Dataset records

-------------------------

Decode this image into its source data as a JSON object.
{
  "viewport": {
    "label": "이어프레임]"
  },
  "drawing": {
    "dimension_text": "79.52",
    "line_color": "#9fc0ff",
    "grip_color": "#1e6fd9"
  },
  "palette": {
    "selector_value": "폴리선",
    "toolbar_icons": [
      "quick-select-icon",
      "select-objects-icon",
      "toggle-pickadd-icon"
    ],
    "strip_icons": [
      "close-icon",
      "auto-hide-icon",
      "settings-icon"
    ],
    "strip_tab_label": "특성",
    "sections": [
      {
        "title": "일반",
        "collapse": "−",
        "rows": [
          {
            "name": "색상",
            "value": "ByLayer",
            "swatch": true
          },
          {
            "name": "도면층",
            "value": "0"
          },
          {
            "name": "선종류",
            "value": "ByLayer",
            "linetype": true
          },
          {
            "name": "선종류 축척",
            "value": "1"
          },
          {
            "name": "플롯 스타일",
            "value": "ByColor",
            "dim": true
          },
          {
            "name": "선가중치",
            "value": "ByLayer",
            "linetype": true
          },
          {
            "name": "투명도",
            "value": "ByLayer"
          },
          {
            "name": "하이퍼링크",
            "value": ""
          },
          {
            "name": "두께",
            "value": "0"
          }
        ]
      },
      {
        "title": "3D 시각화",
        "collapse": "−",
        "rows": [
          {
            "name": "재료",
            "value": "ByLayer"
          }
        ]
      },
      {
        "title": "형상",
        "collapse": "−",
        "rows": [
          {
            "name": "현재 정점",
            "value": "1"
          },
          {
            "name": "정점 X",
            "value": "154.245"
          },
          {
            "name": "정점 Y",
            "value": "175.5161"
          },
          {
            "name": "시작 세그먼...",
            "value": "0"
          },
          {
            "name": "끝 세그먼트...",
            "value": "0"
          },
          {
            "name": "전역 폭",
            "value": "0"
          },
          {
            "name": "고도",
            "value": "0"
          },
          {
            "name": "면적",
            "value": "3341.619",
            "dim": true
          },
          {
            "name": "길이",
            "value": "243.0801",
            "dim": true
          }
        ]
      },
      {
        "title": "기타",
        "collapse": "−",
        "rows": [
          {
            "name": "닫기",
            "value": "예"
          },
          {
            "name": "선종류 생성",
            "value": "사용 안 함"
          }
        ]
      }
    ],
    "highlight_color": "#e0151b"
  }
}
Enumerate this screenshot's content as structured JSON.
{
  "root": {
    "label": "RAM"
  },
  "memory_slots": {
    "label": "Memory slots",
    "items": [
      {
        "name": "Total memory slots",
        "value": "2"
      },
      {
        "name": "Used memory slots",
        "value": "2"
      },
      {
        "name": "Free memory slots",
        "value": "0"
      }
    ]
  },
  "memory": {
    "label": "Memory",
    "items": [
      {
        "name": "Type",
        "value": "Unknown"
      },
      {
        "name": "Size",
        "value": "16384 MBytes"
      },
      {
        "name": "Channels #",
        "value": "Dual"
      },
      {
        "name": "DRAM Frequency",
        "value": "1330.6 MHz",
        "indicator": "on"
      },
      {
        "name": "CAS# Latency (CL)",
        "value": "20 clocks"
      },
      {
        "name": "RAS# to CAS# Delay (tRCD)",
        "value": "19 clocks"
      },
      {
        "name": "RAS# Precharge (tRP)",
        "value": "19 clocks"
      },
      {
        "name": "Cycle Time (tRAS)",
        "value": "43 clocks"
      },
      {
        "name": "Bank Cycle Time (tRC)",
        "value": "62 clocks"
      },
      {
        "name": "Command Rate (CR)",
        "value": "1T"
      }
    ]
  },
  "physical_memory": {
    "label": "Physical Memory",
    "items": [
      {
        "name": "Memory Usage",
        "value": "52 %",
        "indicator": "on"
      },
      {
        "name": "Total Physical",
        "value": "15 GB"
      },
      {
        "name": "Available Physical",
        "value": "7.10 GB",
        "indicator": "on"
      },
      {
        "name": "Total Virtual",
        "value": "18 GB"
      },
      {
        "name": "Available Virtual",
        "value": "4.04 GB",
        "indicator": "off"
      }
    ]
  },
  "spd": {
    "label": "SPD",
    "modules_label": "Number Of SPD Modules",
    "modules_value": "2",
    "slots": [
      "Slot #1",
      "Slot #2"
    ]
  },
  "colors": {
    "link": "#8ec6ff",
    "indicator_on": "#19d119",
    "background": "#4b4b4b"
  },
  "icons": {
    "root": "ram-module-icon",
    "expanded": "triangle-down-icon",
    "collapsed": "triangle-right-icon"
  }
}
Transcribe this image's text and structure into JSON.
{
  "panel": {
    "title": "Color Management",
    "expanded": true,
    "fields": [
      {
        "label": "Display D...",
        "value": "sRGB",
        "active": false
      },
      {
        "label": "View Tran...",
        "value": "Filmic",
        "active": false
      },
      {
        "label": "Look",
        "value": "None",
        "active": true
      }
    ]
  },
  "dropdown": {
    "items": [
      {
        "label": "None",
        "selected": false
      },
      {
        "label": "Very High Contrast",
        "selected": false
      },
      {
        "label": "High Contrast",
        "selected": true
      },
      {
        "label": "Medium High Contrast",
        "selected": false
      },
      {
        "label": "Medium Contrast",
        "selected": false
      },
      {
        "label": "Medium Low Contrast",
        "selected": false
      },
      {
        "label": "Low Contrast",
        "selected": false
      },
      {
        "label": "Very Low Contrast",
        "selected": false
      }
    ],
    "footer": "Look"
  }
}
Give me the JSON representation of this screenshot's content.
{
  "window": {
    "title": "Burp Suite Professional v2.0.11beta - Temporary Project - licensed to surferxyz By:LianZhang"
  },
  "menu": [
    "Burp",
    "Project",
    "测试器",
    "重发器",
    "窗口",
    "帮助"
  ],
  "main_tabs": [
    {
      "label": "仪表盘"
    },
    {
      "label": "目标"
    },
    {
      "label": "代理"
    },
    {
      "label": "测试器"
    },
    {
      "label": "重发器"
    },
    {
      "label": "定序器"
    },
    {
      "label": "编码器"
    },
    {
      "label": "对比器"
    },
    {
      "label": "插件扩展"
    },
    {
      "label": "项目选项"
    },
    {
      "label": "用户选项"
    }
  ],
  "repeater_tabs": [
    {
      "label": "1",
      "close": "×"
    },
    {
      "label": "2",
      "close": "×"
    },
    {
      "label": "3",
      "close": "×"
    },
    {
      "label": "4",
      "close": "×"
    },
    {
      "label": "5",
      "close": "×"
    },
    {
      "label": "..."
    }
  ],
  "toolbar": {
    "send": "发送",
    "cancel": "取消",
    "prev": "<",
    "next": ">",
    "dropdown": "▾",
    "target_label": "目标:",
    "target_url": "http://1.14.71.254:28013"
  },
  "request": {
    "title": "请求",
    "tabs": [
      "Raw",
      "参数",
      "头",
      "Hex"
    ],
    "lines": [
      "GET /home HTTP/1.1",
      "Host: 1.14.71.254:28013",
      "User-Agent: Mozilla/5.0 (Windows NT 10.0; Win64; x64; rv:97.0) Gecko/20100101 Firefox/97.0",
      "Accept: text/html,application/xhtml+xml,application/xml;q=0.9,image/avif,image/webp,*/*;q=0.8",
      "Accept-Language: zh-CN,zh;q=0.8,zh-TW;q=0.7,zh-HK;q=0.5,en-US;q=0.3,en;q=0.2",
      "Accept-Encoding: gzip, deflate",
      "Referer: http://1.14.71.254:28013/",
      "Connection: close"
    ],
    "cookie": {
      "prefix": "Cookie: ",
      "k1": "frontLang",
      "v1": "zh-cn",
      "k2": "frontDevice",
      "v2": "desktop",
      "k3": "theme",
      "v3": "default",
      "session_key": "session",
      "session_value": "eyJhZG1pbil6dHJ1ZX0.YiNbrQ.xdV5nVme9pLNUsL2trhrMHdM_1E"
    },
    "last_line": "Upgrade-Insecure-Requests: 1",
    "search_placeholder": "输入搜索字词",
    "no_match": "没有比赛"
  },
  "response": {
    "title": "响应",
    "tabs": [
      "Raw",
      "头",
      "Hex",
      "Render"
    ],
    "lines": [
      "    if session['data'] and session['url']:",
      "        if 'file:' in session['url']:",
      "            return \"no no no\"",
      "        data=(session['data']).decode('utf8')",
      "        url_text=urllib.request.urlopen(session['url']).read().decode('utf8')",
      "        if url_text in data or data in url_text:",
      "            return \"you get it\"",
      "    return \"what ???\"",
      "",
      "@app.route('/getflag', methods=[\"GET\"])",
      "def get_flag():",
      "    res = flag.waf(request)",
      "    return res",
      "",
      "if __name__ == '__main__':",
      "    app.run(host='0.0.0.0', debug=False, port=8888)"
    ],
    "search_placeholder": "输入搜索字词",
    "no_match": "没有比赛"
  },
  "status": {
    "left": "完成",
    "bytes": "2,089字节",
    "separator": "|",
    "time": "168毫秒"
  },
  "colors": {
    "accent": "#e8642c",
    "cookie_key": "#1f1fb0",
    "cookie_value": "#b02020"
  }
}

-------------------------

§ GIVEN PROBLEM
Sift through the entries and copy every line with "image".

§ WRITTEN ANSWER
Decode this image into its source data as a JSON object.
Transcribe this image's text and structure into JSON.
      "Accept: text/html,application/xhtml+xml,application/xml;q=0.9,image/avif,image/webp,*/*;q=0.8",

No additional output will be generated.